■ What is needed ■
Reproduce the listing that follows with no differences at all.

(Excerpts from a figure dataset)
-- -- --

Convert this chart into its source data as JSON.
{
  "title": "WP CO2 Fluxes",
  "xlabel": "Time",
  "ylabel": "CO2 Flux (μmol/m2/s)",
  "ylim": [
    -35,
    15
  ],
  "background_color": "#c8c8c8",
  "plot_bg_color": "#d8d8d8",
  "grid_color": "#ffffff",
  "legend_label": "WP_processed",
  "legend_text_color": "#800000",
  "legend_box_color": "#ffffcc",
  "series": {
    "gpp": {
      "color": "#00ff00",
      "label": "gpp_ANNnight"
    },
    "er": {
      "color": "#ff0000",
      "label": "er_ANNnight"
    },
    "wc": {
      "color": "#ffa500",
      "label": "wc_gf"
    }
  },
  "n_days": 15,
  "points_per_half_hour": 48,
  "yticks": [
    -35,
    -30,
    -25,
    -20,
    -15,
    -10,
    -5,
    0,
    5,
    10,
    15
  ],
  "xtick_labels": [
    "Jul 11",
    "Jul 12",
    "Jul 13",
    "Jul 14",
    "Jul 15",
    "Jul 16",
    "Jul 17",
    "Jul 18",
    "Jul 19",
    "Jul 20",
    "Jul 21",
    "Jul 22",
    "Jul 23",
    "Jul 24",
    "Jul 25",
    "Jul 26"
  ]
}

-- -- --

■ Solution for this task ■
Convert this chart into its source data as JSON.
{
  "title": "WP CO2 Fluxes",
  "xlabel": "Time",
  "ylabel": "CO2 Flux (μmol/m2/s)",
  "ylim": [
    -35,
    15
  ],
  "background_color": "#c8c8c8",
  "plot_bg_color": "#d8d8d8",
  "grid_color": "#ffffff",
  "legend_label": "WP_processed",
  "legend_text_color": "#800000",
  "legend_box_color": "#ffffcc",
  "series": {
    "gpp": {
      "color": "#00ff00",
      "label": "gpp_ANNnight"
    },
    "er": {
      "color": "#ff0000",
      "label": "er_ANNnight"
    },
    "wc": {
      "color": "#ffa500",
      "label": "wc_gf"
    }
  },
  "n_days": 15,
  "points_per_half_hour": 48,
  "yticks": [
    -35,
    -30,
    -25,
    -20,
    -15,
    -10,
    -5,
    0,
    5,
    10,
    15
  ],
  "xtick_labels": [
    "Jul 11",
    "Jul 12",
    "Jul 13",
    "Jul 14",
    "Jul 15",
    "Jul 16",
    "Jul 17",
    "Jul 18",
    "Jul 19",
    "Jul 20",
    "Jul 21",
    "Jul 22",
    "Jul 23",
    "Jul 24",
    "Jul 25",
    "Jul 26"
  ]
}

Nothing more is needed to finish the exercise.